====== The input ======
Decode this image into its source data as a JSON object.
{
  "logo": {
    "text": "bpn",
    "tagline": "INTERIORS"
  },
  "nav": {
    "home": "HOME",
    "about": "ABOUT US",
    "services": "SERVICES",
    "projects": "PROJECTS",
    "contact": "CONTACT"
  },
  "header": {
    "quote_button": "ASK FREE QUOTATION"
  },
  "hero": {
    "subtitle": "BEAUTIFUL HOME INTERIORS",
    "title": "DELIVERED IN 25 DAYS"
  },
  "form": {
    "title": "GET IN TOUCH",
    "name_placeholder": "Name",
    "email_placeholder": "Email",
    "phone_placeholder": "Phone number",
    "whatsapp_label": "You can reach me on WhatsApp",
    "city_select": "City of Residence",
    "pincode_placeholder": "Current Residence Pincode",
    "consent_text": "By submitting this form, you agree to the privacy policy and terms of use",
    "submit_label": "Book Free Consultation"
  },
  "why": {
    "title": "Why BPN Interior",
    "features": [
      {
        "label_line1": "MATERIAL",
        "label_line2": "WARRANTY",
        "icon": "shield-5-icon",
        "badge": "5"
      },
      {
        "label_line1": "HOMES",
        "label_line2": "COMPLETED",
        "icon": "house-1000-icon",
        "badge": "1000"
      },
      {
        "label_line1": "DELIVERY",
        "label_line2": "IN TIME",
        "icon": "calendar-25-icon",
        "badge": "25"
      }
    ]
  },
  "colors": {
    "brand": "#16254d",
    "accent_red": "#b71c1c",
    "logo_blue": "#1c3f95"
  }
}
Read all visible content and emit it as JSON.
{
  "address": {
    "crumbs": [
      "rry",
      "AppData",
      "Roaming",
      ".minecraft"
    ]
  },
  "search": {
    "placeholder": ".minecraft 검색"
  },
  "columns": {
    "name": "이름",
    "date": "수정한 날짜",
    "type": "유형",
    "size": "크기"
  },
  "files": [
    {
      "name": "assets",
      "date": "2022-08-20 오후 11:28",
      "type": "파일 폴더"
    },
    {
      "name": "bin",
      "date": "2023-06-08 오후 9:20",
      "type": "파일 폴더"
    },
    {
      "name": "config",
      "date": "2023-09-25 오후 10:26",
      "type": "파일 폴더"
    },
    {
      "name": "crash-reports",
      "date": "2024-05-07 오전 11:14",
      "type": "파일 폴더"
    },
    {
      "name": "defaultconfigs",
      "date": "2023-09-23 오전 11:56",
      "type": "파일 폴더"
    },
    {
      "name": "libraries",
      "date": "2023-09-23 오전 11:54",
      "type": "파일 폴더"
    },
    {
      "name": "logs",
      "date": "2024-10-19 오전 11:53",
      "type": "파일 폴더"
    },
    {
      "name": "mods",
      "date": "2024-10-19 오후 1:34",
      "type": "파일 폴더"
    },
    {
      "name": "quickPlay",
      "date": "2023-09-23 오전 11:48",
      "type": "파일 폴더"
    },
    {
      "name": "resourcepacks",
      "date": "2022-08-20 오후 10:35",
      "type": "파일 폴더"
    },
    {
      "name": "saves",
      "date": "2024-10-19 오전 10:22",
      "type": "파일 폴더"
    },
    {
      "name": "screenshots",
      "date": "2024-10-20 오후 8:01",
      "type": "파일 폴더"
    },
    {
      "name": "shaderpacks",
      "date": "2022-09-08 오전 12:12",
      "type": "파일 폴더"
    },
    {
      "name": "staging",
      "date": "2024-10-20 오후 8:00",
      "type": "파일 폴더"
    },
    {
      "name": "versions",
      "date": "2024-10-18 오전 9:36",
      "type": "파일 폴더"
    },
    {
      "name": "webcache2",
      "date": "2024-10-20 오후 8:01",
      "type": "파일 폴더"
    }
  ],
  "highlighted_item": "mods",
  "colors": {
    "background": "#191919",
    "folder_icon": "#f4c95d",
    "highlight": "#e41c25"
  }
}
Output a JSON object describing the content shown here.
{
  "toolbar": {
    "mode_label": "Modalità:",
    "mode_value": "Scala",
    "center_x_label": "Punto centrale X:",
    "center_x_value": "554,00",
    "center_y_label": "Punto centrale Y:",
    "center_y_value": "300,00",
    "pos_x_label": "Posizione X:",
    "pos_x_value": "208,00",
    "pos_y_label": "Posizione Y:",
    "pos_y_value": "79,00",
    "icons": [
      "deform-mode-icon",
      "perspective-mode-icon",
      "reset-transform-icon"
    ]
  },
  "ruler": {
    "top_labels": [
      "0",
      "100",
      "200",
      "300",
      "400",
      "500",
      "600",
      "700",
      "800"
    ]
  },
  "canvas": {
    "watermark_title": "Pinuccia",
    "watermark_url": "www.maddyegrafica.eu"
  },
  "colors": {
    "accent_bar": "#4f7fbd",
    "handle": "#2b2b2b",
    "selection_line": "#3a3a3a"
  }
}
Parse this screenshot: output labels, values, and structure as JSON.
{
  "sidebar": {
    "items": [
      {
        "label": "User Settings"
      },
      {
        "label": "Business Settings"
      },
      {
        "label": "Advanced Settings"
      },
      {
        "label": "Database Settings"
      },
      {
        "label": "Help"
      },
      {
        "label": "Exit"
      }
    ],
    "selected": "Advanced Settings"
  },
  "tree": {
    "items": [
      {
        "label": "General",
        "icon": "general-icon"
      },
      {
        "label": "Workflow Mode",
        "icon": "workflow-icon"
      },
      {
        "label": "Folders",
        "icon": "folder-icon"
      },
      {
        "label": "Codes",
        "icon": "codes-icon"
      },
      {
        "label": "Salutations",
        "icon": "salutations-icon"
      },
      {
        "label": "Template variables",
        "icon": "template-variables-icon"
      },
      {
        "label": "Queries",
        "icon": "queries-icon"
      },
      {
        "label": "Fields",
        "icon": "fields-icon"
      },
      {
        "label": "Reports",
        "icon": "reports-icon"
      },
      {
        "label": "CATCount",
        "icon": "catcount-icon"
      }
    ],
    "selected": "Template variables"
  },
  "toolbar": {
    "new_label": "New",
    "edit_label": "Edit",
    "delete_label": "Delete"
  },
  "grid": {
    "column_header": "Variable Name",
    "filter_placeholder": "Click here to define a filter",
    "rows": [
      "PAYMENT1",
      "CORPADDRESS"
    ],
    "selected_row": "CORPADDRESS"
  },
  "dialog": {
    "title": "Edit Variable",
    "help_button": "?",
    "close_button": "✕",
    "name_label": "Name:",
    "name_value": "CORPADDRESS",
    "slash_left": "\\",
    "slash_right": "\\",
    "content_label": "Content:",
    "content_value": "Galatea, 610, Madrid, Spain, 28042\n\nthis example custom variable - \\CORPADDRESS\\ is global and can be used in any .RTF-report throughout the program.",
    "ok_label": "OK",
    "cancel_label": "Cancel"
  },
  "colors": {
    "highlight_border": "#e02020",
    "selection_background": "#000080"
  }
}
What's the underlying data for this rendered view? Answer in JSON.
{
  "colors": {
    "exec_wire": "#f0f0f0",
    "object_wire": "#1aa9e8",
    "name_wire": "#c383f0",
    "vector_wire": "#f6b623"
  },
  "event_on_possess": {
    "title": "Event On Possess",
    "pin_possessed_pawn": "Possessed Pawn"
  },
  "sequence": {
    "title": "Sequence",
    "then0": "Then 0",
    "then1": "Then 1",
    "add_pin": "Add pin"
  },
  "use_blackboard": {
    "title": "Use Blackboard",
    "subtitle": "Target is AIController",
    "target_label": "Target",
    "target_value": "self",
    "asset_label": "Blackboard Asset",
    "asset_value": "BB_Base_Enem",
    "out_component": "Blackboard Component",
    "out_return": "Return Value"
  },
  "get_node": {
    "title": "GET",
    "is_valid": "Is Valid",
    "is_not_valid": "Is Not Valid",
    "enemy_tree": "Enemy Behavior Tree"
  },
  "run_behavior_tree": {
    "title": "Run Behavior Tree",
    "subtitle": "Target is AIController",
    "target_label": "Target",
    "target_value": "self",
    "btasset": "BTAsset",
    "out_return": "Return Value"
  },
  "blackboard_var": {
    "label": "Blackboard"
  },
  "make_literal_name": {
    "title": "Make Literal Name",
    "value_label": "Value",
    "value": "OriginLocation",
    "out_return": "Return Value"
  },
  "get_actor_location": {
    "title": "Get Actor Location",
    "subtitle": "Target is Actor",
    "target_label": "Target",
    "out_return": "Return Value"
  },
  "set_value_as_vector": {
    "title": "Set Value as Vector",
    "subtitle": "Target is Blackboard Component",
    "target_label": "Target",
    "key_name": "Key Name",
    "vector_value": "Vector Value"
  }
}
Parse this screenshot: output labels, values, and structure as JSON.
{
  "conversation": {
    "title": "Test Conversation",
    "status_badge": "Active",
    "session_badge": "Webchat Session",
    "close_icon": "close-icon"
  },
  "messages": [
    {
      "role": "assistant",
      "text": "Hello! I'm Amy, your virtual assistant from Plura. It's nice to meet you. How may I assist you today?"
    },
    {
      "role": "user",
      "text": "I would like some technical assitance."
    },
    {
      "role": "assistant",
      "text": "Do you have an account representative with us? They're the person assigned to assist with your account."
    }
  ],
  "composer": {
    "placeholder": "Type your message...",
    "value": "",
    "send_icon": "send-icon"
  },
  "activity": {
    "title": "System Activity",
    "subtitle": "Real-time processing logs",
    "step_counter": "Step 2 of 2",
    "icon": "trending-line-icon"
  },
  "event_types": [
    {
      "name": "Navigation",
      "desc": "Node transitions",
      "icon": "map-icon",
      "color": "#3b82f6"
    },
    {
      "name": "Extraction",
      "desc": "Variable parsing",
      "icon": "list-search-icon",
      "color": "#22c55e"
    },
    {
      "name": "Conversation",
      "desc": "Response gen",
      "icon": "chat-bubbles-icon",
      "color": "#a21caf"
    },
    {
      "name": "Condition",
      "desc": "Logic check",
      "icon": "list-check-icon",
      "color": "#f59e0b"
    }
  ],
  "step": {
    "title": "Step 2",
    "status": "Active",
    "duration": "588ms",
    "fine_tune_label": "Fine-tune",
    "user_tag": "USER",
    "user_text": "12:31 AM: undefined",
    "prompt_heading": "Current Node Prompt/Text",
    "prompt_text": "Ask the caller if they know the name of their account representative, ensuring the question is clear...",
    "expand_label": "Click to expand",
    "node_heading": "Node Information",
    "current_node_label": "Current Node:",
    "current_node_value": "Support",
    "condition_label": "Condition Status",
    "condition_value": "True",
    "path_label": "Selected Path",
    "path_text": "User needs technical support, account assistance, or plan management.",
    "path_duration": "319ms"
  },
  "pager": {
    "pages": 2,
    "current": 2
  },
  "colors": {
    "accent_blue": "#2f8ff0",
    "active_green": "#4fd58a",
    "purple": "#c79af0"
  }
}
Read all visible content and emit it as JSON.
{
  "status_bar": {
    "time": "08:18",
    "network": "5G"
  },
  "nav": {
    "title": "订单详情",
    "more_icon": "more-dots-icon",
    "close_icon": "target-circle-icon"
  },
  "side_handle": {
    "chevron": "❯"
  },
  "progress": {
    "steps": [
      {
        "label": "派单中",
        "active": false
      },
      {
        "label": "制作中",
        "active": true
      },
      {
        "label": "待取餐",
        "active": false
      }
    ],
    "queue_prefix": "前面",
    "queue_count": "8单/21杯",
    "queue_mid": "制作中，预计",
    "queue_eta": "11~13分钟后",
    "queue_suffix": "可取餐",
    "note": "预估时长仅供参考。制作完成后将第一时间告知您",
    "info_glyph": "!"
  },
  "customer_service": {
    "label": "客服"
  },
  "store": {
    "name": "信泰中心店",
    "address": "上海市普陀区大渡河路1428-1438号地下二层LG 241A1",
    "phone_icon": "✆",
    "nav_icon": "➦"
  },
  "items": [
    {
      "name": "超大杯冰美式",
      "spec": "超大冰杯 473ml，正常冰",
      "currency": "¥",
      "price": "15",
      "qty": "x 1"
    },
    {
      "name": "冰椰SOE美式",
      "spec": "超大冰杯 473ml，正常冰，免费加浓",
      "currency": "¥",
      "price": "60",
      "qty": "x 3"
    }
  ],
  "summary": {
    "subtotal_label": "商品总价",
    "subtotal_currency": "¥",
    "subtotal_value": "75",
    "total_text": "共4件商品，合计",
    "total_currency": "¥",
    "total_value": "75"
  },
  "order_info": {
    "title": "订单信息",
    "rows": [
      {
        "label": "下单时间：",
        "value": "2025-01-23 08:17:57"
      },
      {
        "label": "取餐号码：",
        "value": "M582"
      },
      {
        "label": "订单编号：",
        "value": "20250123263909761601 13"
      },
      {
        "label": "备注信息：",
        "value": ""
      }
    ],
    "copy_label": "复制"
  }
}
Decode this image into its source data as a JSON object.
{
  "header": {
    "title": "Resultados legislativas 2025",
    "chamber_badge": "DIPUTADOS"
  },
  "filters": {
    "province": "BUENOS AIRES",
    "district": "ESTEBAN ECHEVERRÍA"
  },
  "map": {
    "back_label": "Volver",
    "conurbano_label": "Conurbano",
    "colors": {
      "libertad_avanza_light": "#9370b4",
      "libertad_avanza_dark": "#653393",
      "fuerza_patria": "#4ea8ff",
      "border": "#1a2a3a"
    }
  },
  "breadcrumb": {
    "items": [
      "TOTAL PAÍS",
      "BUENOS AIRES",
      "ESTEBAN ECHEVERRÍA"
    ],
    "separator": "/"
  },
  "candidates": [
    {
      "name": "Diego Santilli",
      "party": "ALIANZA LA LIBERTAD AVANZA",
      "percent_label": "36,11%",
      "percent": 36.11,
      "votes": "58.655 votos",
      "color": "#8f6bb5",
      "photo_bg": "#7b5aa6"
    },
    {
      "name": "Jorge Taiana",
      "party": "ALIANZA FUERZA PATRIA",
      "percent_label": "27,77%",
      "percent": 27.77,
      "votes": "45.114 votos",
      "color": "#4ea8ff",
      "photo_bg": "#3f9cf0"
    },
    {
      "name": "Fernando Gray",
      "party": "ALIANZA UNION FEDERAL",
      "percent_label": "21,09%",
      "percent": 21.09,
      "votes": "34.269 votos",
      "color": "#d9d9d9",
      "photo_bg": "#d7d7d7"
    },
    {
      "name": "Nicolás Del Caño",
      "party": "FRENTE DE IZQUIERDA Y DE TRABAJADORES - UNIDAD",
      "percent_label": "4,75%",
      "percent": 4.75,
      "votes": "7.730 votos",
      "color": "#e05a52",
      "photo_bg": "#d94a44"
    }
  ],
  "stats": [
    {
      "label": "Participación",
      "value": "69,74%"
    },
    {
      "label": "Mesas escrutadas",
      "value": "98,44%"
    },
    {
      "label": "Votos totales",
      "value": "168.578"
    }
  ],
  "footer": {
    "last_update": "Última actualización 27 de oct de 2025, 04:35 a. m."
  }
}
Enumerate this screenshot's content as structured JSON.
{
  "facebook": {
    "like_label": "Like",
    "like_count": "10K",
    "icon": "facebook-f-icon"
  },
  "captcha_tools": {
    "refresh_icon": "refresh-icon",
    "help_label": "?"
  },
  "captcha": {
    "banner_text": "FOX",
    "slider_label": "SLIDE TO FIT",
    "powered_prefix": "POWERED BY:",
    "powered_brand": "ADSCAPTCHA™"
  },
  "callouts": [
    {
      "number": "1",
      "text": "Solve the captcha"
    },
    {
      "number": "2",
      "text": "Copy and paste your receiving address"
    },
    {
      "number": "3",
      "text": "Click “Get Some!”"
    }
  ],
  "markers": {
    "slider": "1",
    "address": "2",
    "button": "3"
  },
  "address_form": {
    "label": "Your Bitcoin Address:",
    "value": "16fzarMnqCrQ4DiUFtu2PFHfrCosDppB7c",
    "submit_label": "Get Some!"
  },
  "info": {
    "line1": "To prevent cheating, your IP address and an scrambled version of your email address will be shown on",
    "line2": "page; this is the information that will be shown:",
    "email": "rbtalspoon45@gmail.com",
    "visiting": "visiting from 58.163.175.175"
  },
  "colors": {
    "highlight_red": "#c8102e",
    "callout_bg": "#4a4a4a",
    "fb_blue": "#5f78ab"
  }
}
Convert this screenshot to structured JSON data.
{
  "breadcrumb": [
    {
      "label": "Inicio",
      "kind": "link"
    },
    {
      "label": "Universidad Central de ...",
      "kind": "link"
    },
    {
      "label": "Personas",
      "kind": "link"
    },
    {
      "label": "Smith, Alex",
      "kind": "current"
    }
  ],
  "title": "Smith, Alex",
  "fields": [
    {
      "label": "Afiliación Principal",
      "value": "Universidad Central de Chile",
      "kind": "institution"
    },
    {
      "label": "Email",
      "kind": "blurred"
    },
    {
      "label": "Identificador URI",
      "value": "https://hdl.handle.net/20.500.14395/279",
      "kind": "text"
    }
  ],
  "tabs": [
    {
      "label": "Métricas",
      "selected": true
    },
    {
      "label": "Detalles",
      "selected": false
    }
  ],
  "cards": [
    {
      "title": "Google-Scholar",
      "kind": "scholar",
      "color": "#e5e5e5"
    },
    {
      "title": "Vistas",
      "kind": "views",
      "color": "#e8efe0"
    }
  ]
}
======
_Aim of the exercise:_ Determine how many lines of the material include the string "variables". Output only that count.

_Output of the exercise:_ 3